Problem details: Every line that contains the word "https" should be copied.

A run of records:
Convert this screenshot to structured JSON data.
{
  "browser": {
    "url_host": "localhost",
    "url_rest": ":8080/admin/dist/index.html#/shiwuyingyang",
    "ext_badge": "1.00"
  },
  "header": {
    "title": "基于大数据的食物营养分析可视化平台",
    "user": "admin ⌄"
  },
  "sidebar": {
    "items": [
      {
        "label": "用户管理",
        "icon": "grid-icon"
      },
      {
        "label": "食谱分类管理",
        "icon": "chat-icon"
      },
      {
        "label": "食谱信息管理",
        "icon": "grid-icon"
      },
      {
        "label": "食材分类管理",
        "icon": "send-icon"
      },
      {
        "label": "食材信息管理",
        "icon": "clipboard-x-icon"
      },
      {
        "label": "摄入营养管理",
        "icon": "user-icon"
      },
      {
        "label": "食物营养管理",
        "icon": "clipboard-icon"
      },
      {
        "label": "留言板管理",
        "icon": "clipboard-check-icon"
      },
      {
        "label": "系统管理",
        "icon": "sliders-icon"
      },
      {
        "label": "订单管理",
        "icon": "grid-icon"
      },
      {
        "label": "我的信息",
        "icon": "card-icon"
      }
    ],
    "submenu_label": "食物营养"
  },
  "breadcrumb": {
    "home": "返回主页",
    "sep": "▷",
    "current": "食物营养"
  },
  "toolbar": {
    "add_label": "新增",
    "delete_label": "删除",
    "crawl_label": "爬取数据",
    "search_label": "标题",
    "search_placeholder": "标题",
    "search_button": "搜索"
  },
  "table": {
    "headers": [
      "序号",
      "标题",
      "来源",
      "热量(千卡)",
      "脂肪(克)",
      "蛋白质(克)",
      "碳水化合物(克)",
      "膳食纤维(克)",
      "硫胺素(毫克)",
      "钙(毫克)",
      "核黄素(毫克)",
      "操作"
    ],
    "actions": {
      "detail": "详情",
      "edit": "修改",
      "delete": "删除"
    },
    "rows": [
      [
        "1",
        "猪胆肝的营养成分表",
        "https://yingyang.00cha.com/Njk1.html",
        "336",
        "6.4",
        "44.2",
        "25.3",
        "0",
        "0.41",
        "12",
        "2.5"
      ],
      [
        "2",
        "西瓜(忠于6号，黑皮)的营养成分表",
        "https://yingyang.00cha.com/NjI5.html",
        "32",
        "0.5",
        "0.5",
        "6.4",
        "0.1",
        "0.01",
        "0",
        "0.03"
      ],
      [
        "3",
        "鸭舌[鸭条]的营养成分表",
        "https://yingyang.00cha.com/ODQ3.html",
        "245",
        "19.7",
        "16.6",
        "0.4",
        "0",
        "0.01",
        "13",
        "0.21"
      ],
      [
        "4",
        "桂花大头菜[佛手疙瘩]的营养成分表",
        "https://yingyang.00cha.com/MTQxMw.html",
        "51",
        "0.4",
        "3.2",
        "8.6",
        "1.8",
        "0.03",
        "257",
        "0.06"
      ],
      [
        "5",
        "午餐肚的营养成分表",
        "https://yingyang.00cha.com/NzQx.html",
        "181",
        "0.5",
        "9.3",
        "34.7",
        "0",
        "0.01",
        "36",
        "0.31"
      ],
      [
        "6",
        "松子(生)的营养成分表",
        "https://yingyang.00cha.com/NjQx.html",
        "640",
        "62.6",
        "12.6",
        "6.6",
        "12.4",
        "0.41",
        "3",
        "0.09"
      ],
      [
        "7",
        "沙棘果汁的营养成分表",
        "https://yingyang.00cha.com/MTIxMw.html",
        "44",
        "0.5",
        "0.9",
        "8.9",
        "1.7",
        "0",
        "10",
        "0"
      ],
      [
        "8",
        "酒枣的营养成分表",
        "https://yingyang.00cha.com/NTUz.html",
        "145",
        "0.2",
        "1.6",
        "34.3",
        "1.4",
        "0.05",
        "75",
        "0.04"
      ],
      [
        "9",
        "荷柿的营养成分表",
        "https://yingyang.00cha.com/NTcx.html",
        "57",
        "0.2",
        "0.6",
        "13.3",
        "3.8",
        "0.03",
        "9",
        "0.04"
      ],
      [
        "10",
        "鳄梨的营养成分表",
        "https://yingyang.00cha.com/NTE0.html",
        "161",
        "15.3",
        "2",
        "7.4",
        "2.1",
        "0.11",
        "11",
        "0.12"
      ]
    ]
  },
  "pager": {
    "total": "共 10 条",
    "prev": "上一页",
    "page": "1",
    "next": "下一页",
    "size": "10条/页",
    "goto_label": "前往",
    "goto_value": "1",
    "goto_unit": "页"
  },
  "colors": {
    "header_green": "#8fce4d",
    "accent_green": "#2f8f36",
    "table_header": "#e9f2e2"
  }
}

Result:
        "https://yingyang.00cha.com/Njk1.html",
        "https://yingyang.00cha.com/NjI5.html",
        "https://yingyang.00cha.com/ODQ3.html",
        "https://yingyang.00cha.com/MTQxMw.html",
        "https://yingyang.00cha.com/NzQx.html",
        "https://yingyang.00cha.com/NjQx.html",
        "https://yingyang.00cha.com/MTIxMw.html",
        "https://yingyang.00cha.com/NTUz.html",
        "https://yingyang.00cha.com/NTcx.html",
        "https://yingyang.00cha.com/NTE0.html",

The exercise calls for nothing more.